++++ Entries supplied ++++

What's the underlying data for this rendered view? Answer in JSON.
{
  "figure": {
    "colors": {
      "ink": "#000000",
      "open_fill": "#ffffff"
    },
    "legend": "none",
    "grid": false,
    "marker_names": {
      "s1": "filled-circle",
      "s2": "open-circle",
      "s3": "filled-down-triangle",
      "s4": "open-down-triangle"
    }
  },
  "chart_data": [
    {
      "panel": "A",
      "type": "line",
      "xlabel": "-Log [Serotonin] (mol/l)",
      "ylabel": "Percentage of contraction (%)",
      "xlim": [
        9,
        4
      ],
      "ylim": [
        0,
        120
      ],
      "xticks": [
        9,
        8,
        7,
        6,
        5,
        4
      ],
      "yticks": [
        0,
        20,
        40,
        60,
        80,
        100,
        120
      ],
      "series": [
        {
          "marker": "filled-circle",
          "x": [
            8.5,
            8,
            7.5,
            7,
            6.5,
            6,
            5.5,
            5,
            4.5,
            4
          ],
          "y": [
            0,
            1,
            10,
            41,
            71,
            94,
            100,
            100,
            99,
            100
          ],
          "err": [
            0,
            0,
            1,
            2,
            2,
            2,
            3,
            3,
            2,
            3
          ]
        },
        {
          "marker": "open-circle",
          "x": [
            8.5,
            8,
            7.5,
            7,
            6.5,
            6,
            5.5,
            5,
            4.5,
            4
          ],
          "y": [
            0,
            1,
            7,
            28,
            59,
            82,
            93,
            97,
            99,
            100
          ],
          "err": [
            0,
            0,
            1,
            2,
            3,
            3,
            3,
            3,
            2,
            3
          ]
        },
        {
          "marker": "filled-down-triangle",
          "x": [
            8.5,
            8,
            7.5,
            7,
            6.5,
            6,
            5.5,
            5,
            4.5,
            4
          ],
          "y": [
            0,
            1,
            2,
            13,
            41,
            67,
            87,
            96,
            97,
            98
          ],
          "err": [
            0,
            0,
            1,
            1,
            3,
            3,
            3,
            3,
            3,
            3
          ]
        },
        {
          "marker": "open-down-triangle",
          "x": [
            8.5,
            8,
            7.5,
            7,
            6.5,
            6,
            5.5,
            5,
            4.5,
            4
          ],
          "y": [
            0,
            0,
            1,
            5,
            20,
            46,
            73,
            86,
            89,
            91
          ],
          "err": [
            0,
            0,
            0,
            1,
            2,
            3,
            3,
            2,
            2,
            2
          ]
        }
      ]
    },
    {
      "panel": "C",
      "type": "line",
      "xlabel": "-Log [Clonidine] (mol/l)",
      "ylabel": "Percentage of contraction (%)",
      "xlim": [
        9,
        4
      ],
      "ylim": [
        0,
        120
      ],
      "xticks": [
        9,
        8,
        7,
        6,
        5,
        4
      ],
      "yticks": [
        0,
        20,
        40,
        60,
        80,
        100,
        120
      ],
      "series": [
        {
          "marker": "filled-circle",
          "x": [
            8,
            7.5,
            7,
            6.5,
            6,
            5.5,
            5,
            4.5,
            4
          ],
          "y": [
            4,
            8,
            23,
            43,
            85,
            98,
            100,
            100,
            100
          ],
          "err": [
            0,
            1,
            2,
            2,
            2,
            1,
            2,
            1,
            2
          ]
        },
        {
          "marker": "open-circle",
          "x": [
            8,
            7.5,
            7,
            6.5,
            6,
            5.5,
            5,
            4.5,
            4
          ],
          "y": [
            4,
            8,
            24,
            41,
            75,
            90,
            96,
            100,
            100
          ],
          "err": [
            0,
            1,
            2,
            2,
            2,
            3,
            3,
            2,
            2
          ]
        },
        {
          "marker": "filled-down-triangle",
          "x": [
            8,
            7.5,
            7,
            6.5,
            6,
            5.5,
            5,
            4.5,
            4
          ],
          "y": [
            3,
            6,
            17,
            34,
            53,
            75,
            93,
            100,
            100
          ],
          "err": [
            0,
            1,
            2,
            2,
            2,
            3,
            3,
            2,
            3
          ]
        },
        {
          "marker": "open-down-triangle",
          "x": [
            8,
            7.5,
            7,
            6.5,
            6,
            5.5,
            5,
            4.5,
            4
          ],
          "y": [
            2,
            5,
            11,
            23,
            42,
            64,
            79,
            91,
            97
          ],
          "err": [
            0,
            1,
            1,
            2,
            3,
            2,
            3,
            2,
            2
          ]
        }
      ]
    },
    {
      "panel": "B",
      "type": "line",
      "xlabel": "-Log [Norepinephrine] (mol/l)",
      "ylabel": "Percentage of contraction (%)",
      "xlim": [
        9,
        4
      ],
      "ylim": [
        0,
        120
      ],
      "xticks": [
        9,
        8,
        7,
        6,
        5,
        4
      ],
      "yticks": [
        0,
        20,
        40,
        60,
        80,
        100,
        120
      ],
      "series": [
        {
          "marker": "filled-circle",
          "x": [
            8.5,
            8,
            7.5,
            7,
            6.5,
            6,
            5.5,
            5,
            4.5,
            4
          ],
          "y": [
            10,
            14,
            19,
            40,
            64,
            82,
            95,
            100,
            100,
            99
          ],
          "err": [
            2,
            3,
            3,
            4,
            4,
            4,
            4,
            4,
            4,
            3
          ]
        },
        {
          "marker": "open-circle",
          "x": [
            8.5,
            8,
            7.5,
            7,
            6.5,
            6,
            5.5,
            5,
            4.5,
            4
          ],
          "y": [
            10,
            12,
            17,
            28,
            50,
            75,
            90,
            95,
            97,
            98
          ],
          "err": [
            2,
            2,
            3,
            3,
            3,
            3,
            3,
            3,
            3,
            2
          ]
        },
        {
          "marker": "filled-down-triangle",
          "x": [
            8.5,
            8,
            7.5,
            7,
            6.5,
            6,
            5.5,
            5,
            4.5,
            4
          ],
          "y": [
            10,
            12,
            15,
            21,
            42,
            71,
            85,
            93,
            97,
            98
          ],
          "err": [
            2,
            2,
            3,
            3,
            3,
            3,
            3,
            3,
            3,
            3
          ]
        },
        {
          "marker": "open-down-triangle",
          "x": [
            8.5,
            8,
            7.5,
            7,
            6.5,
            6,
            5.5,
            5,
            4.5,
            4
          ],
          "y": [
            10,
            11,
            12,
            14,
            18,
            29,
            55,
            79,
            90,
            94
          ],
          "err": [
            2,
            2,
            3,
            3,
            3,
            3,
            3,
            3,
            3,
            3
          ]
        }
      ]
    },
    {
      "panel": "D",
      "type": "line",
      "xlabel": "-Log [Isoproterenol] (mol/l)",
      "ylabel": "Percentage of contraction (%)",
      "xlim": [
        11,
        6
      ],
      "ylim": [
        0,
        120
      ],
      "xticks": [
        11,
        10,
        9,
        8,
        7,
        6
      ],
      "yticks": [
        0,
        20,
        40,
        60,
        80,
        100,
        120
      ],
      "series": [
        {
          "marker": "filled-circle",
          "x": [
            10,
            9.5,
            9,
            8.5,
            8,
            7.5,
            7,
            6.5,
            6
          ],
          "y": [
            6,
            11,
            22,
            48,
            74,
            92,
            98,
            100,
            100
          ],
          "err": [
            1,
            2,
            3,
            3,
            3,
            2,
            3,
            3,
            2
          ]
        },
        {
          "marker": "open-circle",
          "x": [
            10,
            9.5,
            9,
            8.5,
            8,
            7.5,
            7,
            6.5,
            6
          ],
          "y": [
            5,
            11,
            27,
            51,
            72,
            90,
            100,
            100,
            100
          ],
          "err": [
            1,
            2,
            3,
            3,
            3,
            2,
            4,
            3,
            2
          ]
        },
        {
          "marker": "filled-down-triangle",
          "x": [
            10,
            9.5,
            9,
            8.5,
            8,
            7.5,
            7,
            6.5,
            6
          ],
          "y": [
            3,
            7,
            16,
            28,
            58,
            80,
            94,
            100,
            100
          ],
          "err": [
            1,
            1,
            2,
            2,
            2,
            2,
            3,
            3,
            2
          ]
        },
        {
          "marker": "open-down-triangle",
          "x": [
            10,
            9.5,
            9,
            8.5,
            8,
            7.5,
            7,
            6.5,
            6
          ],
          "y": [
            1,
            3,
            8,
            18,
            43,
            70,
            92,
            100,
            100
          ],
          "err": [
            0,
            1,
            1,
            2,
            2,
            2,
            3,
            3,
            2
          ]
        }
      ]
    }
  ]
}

++++

Job
State the number of lines in the preceding entries that include the word "xlabel". Provide nothing else.

Solution to the exercise
4